:: READING PASSAGE ::
+ + +
Participants Semi-structured depth interviews were conducted with 15 parents and children from the focus group. The fifteen interviewees participating in the focus group were distributed as follows: 3 boys aged between 11.5 and 15; 5 girls aged between 12 and 15; 5 mothers to boys and girls aged between 13 and 17; 2 fathers of boys aged 13 and 16.5.
Procedure The interviews lasted about an hour on average (between 30 and 75 minutes), were usually conducted in a neutral location or in the interviewee's home, and were transcribed and content-analyzed to produce specific themes of parent-child conflict situations. The interviews were conducted by two different interviewers: the researcher himself and an additional female research assistant trained for this purpose.
At the start of each interview, the interviewee was presented with the purpose of the interview and the concept of parental authority. For child interviewees, their parents' consent for their participation in the interview was obtained in advance. Each interviewee expressed his/her consent to recording. The interview began with general questions about conflict situations in the family (For example, child: "where you and your parents disagree with each other?"; parent: "after I have tried to explain the meaning of the concept of parental authority, can you please tell me about issues of situations in your family where this is relevant?"). First the interviewees were asked to freely recall relevant cases from their home, and when these efforts were exhausted (in light of lack of response from the interviewee), efforts were made to direct the discussion to additional central content areas that had not been discussed so far.
+ + +
:: LISTED ENTRIES ::
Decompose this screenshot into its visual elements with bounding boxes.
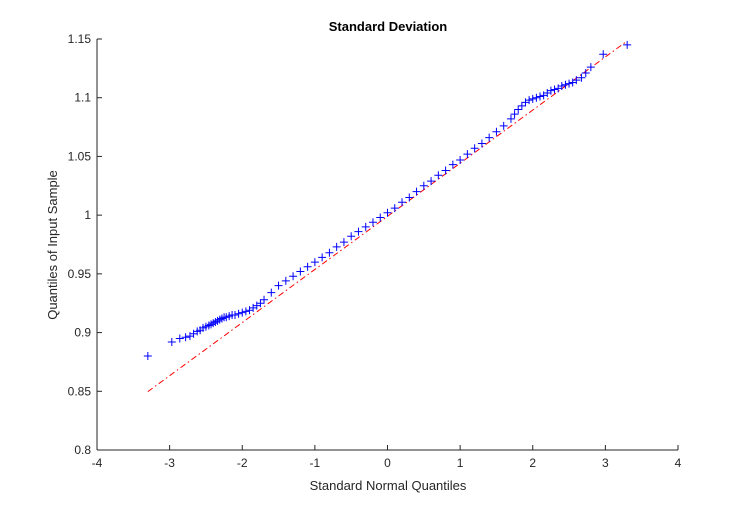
data-point [506,114,515,123]
data-point [368,218,377,227]
data-point [398,198,407,207]
data-point [528,94,537,103]
y-ticks-group: 0.8 0.85 0.9 0.95 1 1.05 1.1 1.15 [68,32,102,457]
data-point [623,40,632,49]
data-point [274,281,283,290]
data-point [405,193,414,202]
data-point [318,253,327,262]
data-point [241,307,250,316]
data-point [463,150,472,159]
data-point [586,63,595,72]
data-point [238,308,247,317]
data-point [470,144,479,153]
data-point [572,76,581,85]
x-axis-title: Standard Normal Quantiles [310,478,467,493]
y-tick-label: 0.9 [74,326,91,340]
x-tick-label: -2 [237,456,248,470]
data-point [143,352,152,361]
data-point [550,85,559,94]
y-tick-label: 0.8 [74,443,91,457]
data-point [517,101,526,110]
data-point [536,92,545,101]
data-point [441,166,450,175]
data-point [175,334,184,343]
data-point [354,227,363,236]
data-point [234,309,243,318]
reference-line-group [147,40,628,393]
data-point [325,248,334,257]
data-point [577,73,586,82]
data-point [514,105,523,114]
plot-area [97,39,678,450]
data-point [492,127,501,136]
x-tick-label: -4 [92,456,103,470]
data-point [181,333,190,342]
y-tick-label: 1.05 [68,149,92,163]
data-point [339,238,348,247]
data-point [448,160,457,169]
data-point [260,295,269,304]
data-point [167,337,176,346]
data-point [390,204,399,213]
y-tick-label: 0.95 [68,267,92,281]
data-point [485,133,494,142]
x-tick-label: 4 [675,456,682,470]
data-point [230,310,239,319]
data-point [303,262,312,271]
x-tick-label: 0 [384,456,391,470]
data-point [289,272,298,281]
y-tick-label: 1.15 [68,32,92,46]
data-point [427,177,436,186]
x-tick-label: 3 [602,456,609,470]
data-point [565,79,574,88]
data-point [419,181,428,190]
data-point [561,80,570,89]
y-tick-label: 1.1 [74,91,91,105]
data-point [310,258,319,267]
data-point [499,121,508,130]
x-ticks-group: -4 -3 -2 -1 0 1 2 3 4 [92,445,682,470]
x-tick-label: 2 [529,456,536,470]
x-tick-label: -1 [310,456,321,470]
y-tick-label: 1 [84,208,91,222]
data-point [532,93,541,102]
data-point [581,69,590,78]
data-point [296,267,305,276]
data-point [412,187,421,196]
data-point [477,139,486,148]
data-point [525,96,534,105]
data-point [332,242,341,251]
data-point [361,222,370,231]
data-point [267,288,276,297]
data-point [557,81,566,90]
y-tick-label: 0.85 [68,384,92,398]
data-point [281,276,290,285]
data-point [456,155,465,164]
data-point [599,50,608,59]
chart-title: Standard Deviation [329,19,448,34]
data-points-group [143,40,632,361]
y-axis-title: Quantiles of Input Sample [45,170,60,320]
data-point [434,171,443,180]
data-point [256,299,265,308]
reference-line [147,40,628,393]
x-tick-label: -3 [164,456,175,470]
data-point [376,213,385,222]
x-tick-label: 1 [457,456,464,470]
data-point [546,86,555,95]
data-point [510,110,519,119]
data-point [383,208,392,217]
data-point [347,232,356,241]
+ + +
:: WHAT YOU NEED TO DO ::
1 > Reproduce the part of the interview methods passage that opens with the words containing "Procedure The interviews" and closes with "for this purpose.".
2 > In the listing, revise the part that opens with the line containing "data-point [506,114,515,123]" and closes with the line containing "x-axis-title: Standard Normal" by changing every "data-point" to "scatter-point", leaving all else unchanged. Give only those lines.
The interview methods passage and the listing are separate, unrelated material.

:: LIST OF SOLUTIONS ::
1 >
Procedure The interviews lasted about an hour on average (between 30 and 75 minutes), were usually conducted in a neutral location or in the interviewee's home, and were transcribed and content-analyzed to produce specific themes of parent-child conflict situations. The interviews were conducted by two different interviewers: the researcher himself and an additional female research assistant trained for this purpose.

2 >
scatter-point [506,114,515,123]
scatter-point [368,218,377,227]
scatter-point [398,198,407,207]
scatter-point [528,94,537,103]
y-ticks-group: 0.8 0.85 0.9 0.95 1 1.05 1.1 1.15 [68,32,102,457]
scatter-point [623,40,632,49]
scatter-point [274,281,283,290]
scatter-point [405,193,414,202]
scatter-point [318,253,327,262]
scatter-point [241,307,250,316]
scatter-point [463,150,472,159]
scatter-point [586,63,595,72]
scatter-point [238,308,247,317]
scatter-point [470,144,479,153]
scatter-point [572,76,581,85]
x-axis-title: Standard Normal Quantiles [310,478,467,493]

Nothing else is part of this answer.